:: Source passage

# Data Preparation

In [10]:
import pandas as pd
from numpy import random
import os
from src.Normalizer import preprocess_data
from src.utils import load_config

## Tatoeba Data Cleaning and splitting

In [11]:
## Preparing the data from https://tatoeba.org/en/downloads, dowladed on 16/07/2024
## Read and covvert into two txt files
data = pd.read_csv(
    "./data/train/Sentence pairs in English-Afrikaans - 2024-07-16.tsv", sep="\t"
)
columns = list(data.columns)
en = columns[1]
af = columns[3]
data[en].to_csv("./data/train/tatoeba.en.txt", index=False)
data[af].to_csv("./data/train/tatoeba.af.txt", index=False)

In [12]:
## Split into train and validation data
en_train_path = "./data/train/tatoeba.en.txt"
af_train_path = "./data/train/tatoeba.af.txt"


with open(en_train_path, "r") as en_train, open(af_train_path, "r") as af_train:
    en_train_data = en_train.readlines()
    af_train_data = af_train.readlines()

assert len(en_train_data) == len(
    af_train_data
), "The two files must have the same number of lines."


combined_data = list(zip(en_train_data, af_train_data))
random.shuffle(combined_data)
en_data, af_data = zip(*combined_data)

train_size = int(0.7 * len(en_train_data))  # 70% for training, 30% for validation
en_train_data, en_val_data = en_data[:train_size], en_data[train_size:]
af_train_data, af_val_data = af_data[:train_size], af_data[train_size:]

en_train_path = "./data/train/train_tatoeba.en.txt"

::::
:: Records provided

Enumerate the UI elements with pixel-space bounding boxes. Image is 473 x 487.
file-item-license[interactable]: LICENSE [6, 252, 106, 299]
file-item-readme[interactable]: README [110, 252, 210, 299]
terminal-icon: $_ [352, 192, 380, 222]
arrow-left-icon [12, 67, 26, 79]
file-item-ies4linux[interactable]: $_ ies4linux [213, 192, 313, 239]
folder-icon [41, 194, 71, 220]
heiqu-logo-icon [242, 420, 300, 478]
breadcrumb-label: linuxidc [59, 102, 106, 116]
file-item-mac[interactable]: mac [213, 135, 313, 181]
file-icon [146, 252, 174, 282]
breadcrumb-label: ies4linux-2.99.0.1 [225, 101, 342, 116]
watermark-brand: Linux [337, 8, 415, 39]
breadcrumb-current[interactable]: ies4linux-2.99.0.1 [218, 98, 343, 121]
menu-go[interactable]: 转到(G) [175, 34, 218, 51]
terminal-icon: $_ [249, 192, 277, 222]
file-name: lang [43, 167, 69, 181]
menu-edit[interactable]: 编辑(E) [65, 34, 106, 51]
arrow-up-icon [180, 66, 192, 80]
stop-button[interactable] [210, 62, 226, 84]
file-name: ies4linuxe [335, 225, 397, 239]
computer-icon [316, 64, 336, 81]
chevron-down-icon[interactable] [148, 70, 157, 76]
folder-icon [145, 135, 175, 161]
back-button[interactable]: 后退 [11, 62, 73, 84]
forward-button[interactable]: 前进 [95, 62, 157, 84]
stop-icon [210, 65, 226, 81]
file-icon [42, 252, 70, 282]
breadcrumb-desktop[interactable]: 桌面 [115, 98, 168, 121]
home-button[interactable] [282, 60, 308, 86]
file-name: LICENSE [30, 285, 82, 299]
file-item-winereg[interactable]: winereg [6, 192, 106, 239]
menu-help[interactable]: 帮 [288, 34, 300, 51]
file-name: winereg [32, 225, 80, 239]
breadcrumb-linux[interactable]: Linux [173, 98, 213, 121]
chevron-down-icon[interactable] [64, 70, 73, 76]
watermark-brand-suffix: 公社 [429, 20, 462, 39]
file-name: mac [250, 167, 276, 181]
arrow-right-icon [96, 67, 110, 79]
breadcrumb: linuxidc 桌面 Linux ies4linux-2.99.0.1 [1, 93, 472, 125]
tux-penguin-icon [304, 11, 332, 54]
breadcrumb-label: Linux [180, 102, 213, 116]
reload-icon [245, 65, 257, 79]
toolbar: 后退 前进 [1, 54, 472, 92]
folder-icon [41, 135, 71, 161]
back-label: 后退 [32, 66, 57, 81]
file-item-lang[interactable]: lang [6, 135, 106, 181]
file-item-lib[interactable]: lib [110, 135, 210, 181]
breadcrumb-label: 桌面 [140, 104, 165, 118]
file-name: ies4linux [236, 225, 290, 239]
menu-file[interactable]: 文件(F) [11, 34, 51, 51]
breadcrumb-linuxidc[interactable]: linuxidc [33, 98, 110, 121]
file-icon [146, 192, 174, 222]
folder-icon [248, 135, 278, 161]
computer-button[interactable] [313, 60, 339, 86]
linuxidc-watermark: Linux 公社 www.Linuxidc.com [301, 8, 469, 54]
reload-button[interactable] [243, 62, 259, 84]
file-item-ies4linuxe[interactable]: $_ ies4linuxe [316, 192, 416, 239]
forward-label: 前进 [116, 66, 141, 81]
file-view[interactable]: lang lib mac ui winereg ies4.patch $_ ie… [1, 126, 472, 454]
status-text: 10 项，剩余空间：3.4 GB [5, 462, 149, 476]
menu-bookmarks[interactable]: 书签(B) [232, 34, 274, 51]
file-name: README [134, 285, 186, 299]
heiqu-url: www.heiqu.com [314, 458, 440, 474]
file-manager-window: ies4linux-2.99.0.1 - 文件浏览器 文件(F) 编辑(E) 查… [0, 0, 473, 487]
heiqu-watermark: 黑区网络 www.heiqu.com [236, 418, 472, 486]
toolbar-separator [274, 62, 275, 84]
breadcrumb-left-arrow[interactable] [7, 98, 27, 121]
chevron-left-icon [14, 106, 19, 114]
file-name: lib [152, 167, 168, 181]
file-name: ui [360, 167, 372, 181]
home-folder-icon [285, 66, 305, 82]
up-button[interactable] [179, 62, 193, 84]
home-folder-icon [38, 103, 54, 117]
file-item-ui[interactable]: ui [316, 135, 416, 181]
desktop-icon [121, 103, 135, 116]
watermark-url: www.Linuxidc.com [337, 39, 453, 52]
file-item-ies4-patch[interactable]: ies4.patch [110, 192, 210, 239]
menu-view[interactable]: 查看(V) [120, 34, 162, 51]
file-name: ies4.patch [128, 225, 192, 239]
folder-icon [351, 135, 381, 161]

::::

Continue the data preparation notebook from its last line.

af_train_path = "./data/train/train_tatoeba.af.txt"
en_val_path = "./data/val/val_tatoeba.en.txt"
af_val_path = "./data/val/val_tatoeba.af.txt"

with open(en_train_path, "w") as en_train_file, open(
    af_train_path, "w"
) as af_train_file, open(en_val_path, "w") as en_val_file, open(
    af_val_path, "w"
) as af_val_file:
    for en_train_data, af_train_data in zip(en_train_data, af_train_data):
        en_train_file.write(en_train_data)
        af_train_file.write(af_train_data)
    for en_val_data, af_val_data in zip(en_val_data, af_val_data):
        en_val_file.write(en_val_data)
        af_val_file.write(af_val_data)

print("Files have been split successfully!")

Files have been split successfully!


## Augmeneted data-set

In [13]:
config = load_config()
# TRAIN_DATA
preprocess_data(config.TRAIN_RAW, config.TRAIN_DATA, config.TRAIN_SOURCE, "english")
preprocess_data(config.TRAIN_RAW, config.TRAIN_DATA, config.TRAIN_TARGET, "afrikaans")

# VAL_DATA
preprocess_data(config.VAL_RAW, config.VAL_DATA, config.VAL_SOURCE, "english")
preprocess_data(config.VAL_RAW, config.VAL_DATA, config.VAL_TARGET, "afrikaans")

Done for english!
Done for afrikaans!
Done for english!
Done for afrikaans!


## SUN only validation data

In [14]:
config = load_config("config_val_sun_only.json")
preprocess_data(config.VAL_RAW, config.VAL_DATA, config.VAL_SOURCE, "sun_english")
preprocess_data(config.VAL_RAW, config.VAL_DATA, config.VAL_TARGET, "sun_afrikaans")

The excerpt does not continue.